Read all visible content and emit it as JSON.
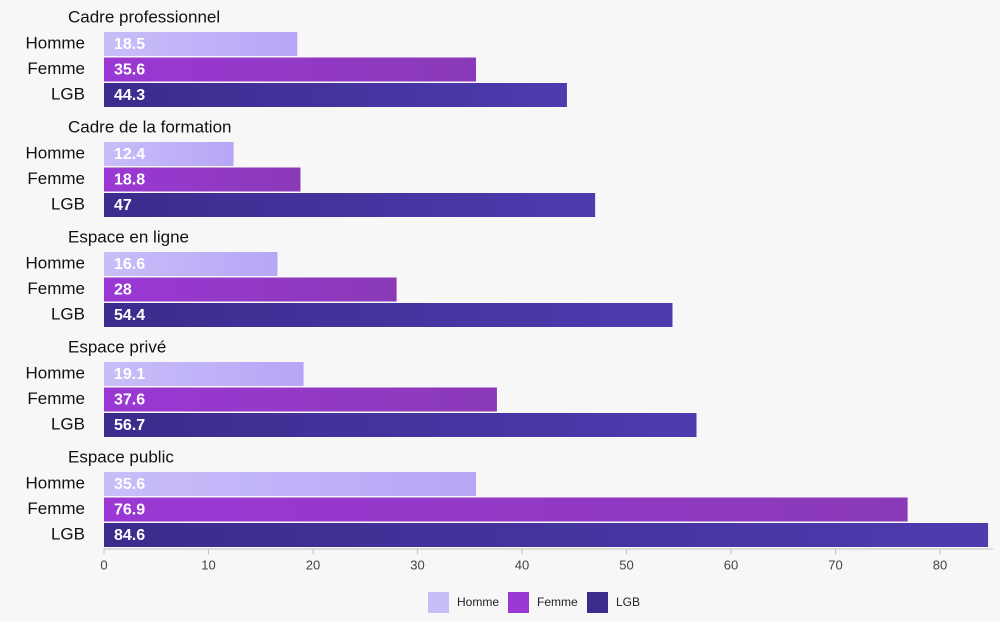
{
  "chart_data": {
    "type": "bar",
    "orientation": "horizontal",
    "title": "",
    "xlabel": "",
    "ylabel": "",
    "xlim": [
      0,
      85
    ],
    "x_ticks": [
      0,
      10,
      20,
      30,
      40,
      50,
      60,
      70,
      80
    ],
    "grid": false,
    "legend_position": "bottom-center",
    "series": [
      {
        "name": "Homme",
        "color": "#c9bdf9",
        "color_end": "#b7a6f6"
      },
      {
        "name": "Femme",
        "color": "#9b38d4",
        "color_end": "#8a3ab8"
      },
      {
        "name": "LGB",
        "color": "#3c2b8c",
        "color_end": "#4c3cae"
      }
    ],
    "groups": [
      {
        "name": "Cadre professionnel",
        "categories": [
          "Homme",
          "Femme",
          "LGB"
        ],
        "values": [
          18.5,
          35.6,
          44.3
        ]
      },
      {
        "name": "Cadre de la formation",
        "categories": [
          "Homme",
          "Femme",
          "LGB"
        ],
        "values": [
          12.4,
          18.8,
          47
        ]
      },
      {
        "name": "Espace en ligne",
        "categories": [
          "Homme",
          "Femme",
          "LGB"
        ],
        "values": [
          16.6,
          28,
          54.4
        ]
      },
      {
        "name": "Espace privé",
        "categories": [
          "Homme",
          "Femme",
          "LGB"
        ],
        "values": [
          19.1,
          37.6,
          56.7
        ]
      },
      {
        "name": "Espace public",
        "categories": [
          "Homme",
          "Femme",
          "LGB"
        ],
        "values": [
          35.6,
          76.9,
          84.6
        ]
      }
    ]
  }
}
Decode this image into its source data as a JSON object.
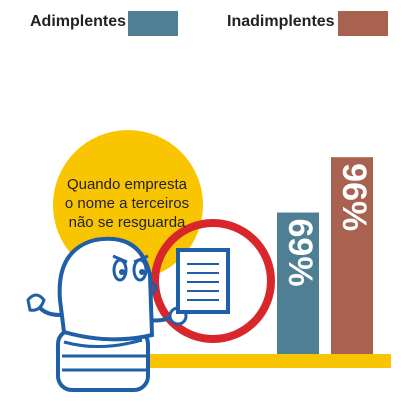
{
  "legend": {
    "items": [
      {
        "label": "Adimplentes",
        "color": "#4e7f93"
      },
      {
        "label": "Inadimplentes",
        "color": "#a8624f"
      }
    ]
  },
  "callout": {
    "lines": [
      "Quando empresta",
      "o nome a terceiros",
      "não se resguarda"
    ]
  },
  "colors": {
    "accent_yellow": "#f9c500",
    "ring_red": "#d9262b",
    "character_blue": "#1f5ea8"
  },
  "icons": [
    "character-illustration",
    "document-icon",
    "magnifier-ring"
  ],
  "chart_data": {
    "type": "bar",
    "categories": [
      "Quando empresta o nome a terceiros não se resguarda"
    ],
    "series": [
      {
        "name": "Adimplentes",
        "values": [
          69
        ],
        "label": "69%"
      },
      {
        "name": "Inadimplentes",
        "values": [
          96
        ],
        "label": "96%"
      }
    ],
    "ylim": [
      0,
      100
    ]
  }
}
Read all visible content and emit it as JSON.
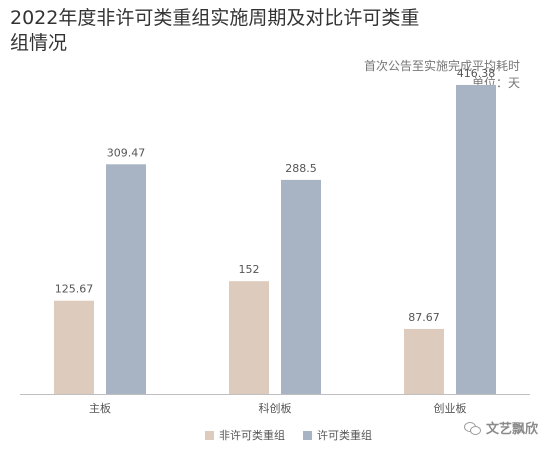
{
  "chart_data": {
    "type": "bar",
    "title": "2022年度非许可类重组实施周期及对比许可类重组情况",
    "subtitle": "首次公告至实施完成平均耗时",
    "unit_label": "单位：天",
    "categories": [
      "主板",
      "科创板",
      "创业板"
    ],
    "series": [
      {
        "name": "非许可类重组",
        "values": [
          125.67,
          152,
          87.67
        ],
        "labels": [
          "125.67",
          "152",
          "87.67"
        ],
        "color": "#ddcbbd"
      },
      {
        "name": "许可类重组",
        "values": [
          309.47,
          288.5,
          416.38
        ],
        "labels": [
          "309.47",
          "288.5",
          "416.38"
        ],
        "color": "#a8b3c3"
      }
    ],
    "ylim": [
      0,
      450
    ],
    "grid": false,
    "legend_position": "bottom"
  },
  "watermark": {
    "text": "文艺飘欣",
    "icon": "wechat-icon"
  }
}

• • • • •

EXERCISE INSTRUCTIONS
Restate the whole listing above exactly, please, omitting every image.

EXERCISE OUTPUT
Read all visible content and emit it as JSON.
{
  "chart_data": {
    "type": "bar",
    "orientation": "horizontal",
    "title": "",
    "xlabel": "",
    "ylabel": "",
    "xlim": [
      0,
      85
    ],
    "x_ticks": [
      0,
      10,
      20,
      30,
      40,
      50,
      60,
      70,
      80
    ],
    "grid": false,
    "legend_position": "bottom-center",
    "series": [
      {
        "name": "Homme",
        "color": "#c9bdf9",
        "color_end": "#b7a6f6"
      },
      {
        "name": "Femme",
        "color": "#9b38d4",
        "color_end": "#8a3ab8"
      },
      {
        "name": "LGB",
        "color": "#3c2b8c",
        "color_end": "#4c3cae"
      }
    ],
    "groups": [
      {
        "name": "Cadre professionnel",
        "categories": [
          "Homme",
          "Femme",
          "LGB"
        ],
        "values": [
          18.5,
          35.6,
          44.3
        ]
      },
      {
        "name": "Cadre de la formation",
        "categories": [
          "Homme",
          "Femme",
          "LGB"
        ],
        "values": [
          12.4,
          18.8,
          47
        ]
      },
      {
        "name": "Espace en ligne",
        "categories": [
          "Homme",
          "Femme",
          "LGB"
        ],
        "values": [
          16.6,
          28,
          54.4
        ]
      },
      {
        "name": "Espace privé",
        "categories": [
          "Homme",
          "Femme",
          "LGB"
        ],
        "values": [
          19.1,
          37.6,
          56.7
        ]
      },
      {
        "name": "Espace public",
        "categories": [
          "Homme",
          "Femme",
          "LGB"
        ],
        "values": [
          35.6,
          76.9,
          84.6
        ]
      }
    ]
  }
}
Decode this image into its source data as a JSON object.
{
  "legend": {
    "items": [
      {
        "label": "Adimplentes",
        "color": "#4e7f93"
      },
      {
        "label": "Inadimplentes",
        "color": "#a8624f"
      }
    ]
  },
  "callout": {
    "lines": [
      "Quando empresta",
      "o nome a terceiros",
      "não se resguarda"
    ]
  },
  "colors": {
    "accent_yellow": "#f9c500",
    "ring_red": "#d9262b",
    "character_blue": "#1f5ea8"
  },
  "icons": [
    "character-illustration",
    "document-icon",
    "magnifier-ring"
  ],
  "chart_data": {
    "type": "bar",
    "categories": [
      "Quando empresta o nome a terceiros não se resguarda"
    ],
    "series": [
      {
        "name": "Adimplentes",
        "values": [
          69
        ],
        "label": "69%"
      },
      {
        "name": "Inadimplentes",
        "values": [
          96
        ],
        "label": "96%"
      }
    ],
    "ylim": [
      0,
      100
    ]
  }
}
Read all visible content and emit it as JSON.
{
  "chart_data": {
    "type": "bar",
    "title": "2022年度非许可类重组实施周期及对比许可类重组情况",
    "subtitle": "首次公告至实施完成平均耗时",
    "unit_label": "单位：天",
    "categories": [
      "主板",
      "科创板",
      "创业板"
    ],
    "series": [
      {
        "name": "非许可类重组",
        "values": [
          125.67,
          152,
          87.67
        ],
        "labels": [
          "125.67",
          "152",
          "87.67"
        ],
        "color": "#ddcbbd"
      },
      {
        "name": "许可类重组",
        "values": [
          309.47,
          288.5,
          416.38
        ],
        "labels": [
          "309.47",
          "288.5",
          "416.38"
        ],
        "color": "#a8b3c3"
      }
    ],
    "ylim": [
      0,
      450
    ],
    "grid": false,
    "legend_position": "bottom"
  },
  "watermark": {
    "text": "文艺飘欣",
    "icon": "wechat-icon"
  }
}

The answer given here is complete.